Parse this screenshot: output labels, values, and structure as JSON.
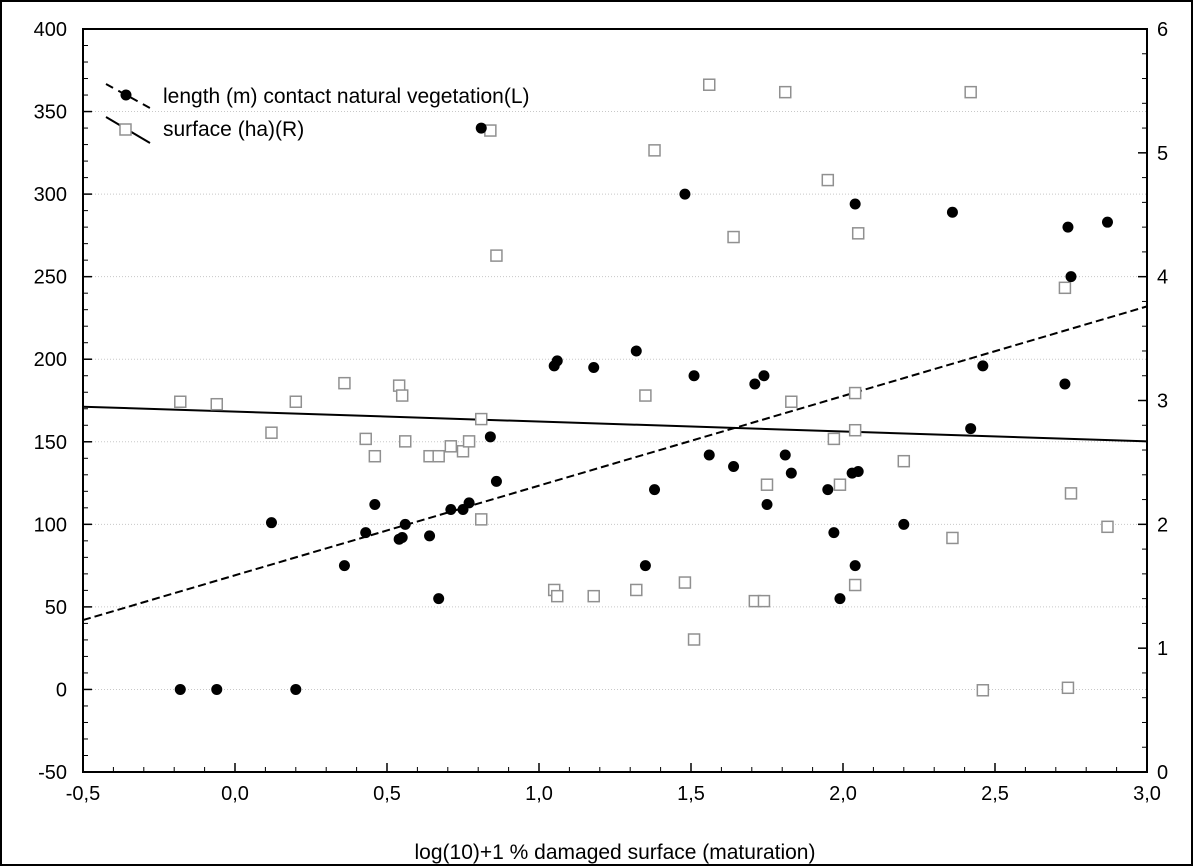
{
  "chart_data": {
    "type": "scatter",
    "xlabel": "log(10)+1 % damaged surface (maturation)",
    "ylabel_left": "",
    "ylabel_right": "",
    "xlim": [
      -0.5,
      3.0
    ],
    "ylim_left": [
      -50,
      400
    ],
    "ylim_right": [
      0,
      6
    ],
    "x_ticks": [
      -0.5,
      0.0,
      0.5,
      1.0,
      1.5,
      2.0,
      2.5,
      3.0
    ],
    "x_tick_labels": [
      "-0,5",
      "0,0",
      "0,5",
      "1,0",
      "1,5",
      "2,0",
      "2,5",
      "3,0"
    ],
    "y_left_ticks": [
      -50,
      0,
      50,
      100,
      150,
      200,
      250,
      300,
      350,
      400
    ],
    "y_left_tick_labels": [
      "-50",
      "0",
      "50",
      "100",
      "150",
      "200",
      "250",
      "300",
      "350",
      "400"
    ],
    "y_right_ticks": [
      0,
      1,
      2,
      3,
      4,
      5,
      6
    ],
    "y_right_tick_labels": [
      "0",
      "1",
      "2",
      "3",
      "4",
      "5",
      "6"
    ],
    "grid": true,
    "legend_position": "top-left",
    "series": [
      {
        "name": "length (m) contact natural vegetation(L)",
        "axis": "left",
        "marker": "filled-circle",
        "color": "#000000",
        "fit": "dashed",
        "fit_line": [
          [
            -0.5,
            42
          ],
          [
            3.0,
            232
          ]
        ],
        "points": [
          [
            -0.18,
            0
          ],
          [
            -0.06,
            0
          ],
          [
            0.2,
            0
          ],
          [
            0.12,
            101
          ],
          [
            0.36,
            75
          ],
          [
            0.43,
            95
          ],
          [
            0.46,
            112
          ],
          [
            0.54,
            91
          ],
          [
            0.55,
            92
          ],
          [
            0.56,
            100
          ],
          [
            0.64,
            93
          ],
          [
            0.67,
            55
          ],
          [
            0.71,
            109
          ],
          [
            0.75,
            109
          ],
          [
            0.77,
            113
          ],
          [
            0.81,
            340
          ],
          [
            0.84,
            153
          ],
          [
            0.86,
            126
          ],
          [
            1.05,
            196
          ],
          [
            1.06,
            199
          ],
          [
            1.18,
            195
          ],
          [
            1.32,
            205
          ],
          [
            1.35,
            75
          ],
          [
            1.38,
            121
          ],
          [
            1.48,
            300
          ],
          [
            1.51,
            190
          ],
          [
            1.56,
            142
          ],
          [
            1.64,
            135
          ],
          [
            1.71,
            185
          ],
          [
            1.74,
            190
          ],
          [
            1.75,
            112
          ],
          [
            1.81,
            142
          ],
          [
            1.83,
            131
          ],
          [
            1.95,
            121
          ],
          [
            1.97,
            95
          ],
          [
            1.99,
            55
          ],
          [
            2.04,
            294
          ],
          [
            2.03,
            131
          ],
          [
            2.05,
            132
          ],
          [
            2.04,
            75
          ],
          [
            2.2,
            100
          ],
          [
            2.36,
            289
          ],
          [
            2.42,
            158
          ],
          [
            2.46,
            196
          ],
          [
            2.73,
            185
          ],
          [
            2.74,
            280
          ],
          [
            2.75,
            250
          ],
          [
            2.87,
            283
          ]
        ]
      },
      {
        "name": "surface (ha)(R)",
        "axis": "right",
        "marker": "open-square",
        "color": "#909090",
        "fit": "solid",
        "fit_line": [
          [
            -0.5,
            2.95
          ],
          [
            3.0,
            2.67
          ]
        ],
        "points": [
          [
            -0.18,
            2.99
          ],
          [
            -0.06,
            2.97
          ],
          [
            0.2,
            2.99
          ],
          [
            0.12,
            2.74
          ],
          [
            0.36,
            3.14
          ],
          [
            0.43,
            2.69
          ],
          [
            0.46,
            2.55
          ],
          [
            0.54,
            3.12
          ],
          [
            0.55,
            3.04
          ],
          [
            0.56,
            2.67
          ],
          [
            0.64,
            2.55
          ],
          [
            0.67,
            2.55
          ],
          [
            0.71,
            2.63
          ],
          [
            0.75,
            2.59
          ],
          [
            0.77,
            2.67
          ],
          [
            0.81,
            2.85
          ],
          [
            0.81,
            2.04
          ],
          [
            0.84,
            5.18
          ],
          [
            0.86,
            4.17
          ],
          [
            1.05,
            1.47
          ],
          [
            1.06,
            1.42
          ],
          [
            1.18,
            1.42
          ],
          [
            1.32,
            1.47
          ],
          [
            1.38,
            5.02
          ],
          [
            1.48,
            1.53
          ],
          [
            1.51,
            1.07
          ],
          [
            1.56,
            5.55
          ],
          [
            1.64,
            4.32
          ],
          [
            1.71,
            1.38
          ],
          [
            1.74,
            1.38
          ],
          [
            1.75,
            2.32
          ],
          [
            1.81,
            5.49
          ],
          [
            1.83,
            2.99
          ],
          [
            1.95,
            4.78
          ],
          [
            1.97,
            2.69
          ],
          [
            1.99,
            2.32
          ],
          [
            2.04,
            3.06
          ],
          [
            2.04,
            2.76
          ],
          [
            2.05,
            4.35
          ],
          [
            2.04,
            1.51
          ],
          [
            2.2,
            2.51
          ],
          [
            2.36,
            1.89
          ],
          [
            2.42,
            5.49
          ],
          [
            2.46,
            0.66
          ],
          [
            2.73,
            3.91
          ],
          [
            2.74,
            0.68
          ],
          [
            2.75,
            2.25
          ],
          [
            2.87,
            1.98
          ],
          [
            1.35,
            3.04
          ]
        ]
      }
    ]
  }
}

○ ○ ○ ○ ○

■ **WHAT IS NEEDED**: Search the entries for the word "surface", then gather every line that has it.

■ **TASK RESULT**:
    "xlabel": "log(10)+1 % damaged surface (maturation)",
        "name": "surface (ha)(R)",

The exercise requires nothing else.